- [Given exercise]: Reproduce each of the following lines word for word, leaving every character and number unchanged.

- [Records provided]:
──────────────────────────────
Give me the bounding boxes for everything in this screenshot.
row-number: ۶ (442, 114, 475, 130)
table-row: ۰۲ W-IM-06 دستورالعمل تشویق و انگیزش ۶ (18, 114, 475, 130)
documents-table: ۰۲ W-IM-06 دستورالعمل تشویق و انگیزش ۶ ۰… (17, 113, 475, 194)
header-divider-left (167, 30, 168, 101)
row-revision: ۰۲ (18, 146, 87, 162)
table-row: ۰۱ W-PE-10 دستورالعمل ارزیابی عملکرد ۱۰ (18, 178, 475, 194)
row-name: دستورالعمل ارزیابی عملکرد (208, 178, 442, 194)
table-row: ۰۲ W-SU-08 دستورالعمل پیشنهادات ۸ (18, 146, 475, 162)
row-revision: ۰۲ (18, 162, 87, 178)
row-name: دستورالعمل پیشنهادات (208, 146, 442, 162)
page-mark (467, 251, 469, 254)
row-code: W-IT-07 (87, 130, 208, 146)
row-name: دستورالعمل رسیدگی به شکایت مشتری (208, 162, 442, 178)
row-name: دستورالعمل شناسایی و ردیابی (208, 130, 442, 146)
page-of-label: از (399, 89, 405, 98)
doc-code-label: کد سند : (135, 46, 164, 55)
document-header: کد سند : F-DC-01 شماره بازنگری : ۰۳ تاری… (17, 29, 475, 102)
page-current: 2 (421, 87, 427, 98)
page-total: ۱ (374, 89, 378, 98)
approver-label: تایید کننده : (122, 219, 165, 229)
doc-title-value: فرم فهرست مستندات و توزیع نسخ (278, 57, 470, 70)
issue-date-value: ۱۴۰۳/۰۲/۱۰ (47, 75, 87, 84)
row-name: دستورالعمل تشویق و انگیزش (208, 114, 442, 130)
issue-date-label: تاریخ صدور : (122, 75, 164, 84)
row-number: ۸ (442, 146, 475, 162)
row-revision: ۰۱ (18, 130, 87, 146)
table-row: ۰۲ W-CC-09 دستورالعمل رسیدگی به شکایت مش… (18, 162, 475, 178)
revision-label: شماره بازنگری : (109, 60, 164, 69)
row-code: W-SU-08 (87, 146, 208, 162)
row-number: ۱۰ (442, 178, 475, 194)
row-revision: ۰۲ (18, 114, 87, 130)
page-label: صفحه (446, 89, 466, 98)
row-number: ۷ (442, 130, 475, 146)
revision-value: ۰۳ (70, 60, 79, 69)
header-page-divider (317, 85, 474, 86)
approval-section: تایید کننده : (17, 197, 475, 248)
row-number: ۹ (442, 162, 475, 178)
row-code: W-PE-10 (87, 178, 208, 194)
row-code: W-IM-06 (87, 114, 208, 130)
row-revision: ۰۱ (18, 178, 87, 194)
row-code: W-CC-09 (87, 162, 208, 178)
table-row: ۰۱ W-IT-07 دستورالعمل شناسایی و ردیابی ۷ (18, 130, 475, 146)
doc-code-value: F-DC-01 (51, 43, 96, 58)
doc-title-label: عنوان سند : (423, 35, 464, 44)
──────────────────────────────
- [Result for this exercise]:
Give me the bounding boxes for everything in this screenshot.
row-number: ۶ (442, 114, 475, 130)
table-row: ۰۲ W-IM-06 دستورالعمل تشویق و انگیزش ۶ (18, 114, 475, 130)
documents-table: ۰۲ W-IM-06 دستورالعمل تشویق و انگیزش ۶ ۰… (17, 113, 475, 194)
header-divider-left (167, 30, 168, 101)
row-revision: ۰۲ (18, 146, 87, 162)
table-row: ۰۱ W-PE-10 دستورالعمل ارزیابی عملکرد ۱۰ (18, 178, 475, 194)
row-name: دستورالعمل ارزیابی عملکرد (208, 178, 442, 194)
table-row: ۰۲ W-SU-08 دستورالعمل پیشنهادات ۸ (18, 146, 475, 162)
row-revision: ۰۲ (18, 162, 87, 178)
row-name: دستورالعمل پیشنهادات (208, 146, 442, 162)
page-mark (467, 251, 469, 254)
row-code: W-IT-07 (87, 130, 208, 146)
row-name: دستورالعمل رسیدگی به شکایت مشتری (208, 162, 442, 178)
row-name: دستورالعمل شناسایی و ردیابی (208, 130, 442, 146)
page-of-label: از (399, 89, 405, 98)
doc-code-label: کد سند : (135, 46, 164, 55)
document-header: کد سند : F-DC-01 شماره بازنگری : ۰۳ تاری… (17, 29, 475, 102)
page-current: 2 (421, 87, 427, 98)
page-total: ۱ (374, 89, 378, 98)
approver-label: تایید کننده : (122, 219, 165, 229)
doc-title-value: فرم فهرست مستندات و توزیع نسخ (278, 57, 470, 70)
issue-date-value: ۱۴۰۳/۰۲/۱۰ (47, 75, 87, 84)
row-name: دستورالعمل تشویق و انگیزش (208, 114, 442, 130)
issue-date-label: تاریخ صدور : (122, 75, 164, 84)
row-number: ۸ (442, 146, 475, 162)
row-revision: ۰۱ (18, 130, 87, 146)
table-row: ۰۲ W-CC-09 دستورالعمل رسیدگی به شکایت مش… (18, 162, 475, 178)
revision-label: شماره بازنگری : (109, 60, 164, 69)
row-code: W-SU-08 (87, 146, 208, 162)
row-number: ۱۰ (442, 178, 475, 194)
row-revision: ۰۲ (18, 114, 87, 130)
page-label: صفحه (446, 89, 466, 98)
row-number: ۷ (442, 130, 475, 146)
revision-value: ۰۳ (70, 60, 79, 69)
header-page-divider (317, 85, 474, 86)
approval-section: تایید کننده : (17, 197, 475, 248)
row-number: ۹ (442, 162, 475, 178)
row-code: W-PE-10 (87, 178, 208, 194)
row-code: W-IM-06 (87, 114, 208, 130)
row-revision: ۰۱ (18, 178, 87, 194)
row-code: W-CC-09 (87, 162, 208, 178)
table-row: ۰۱ W-IT-07 دستورالعمل شناسایی و ردیابی ۷ (18, 130, 475, 146)
doc-code-value: F-DC-01 (51, 43, 96, 58)
doc-title-label: عنوان سند : (423, 35, 464, 44)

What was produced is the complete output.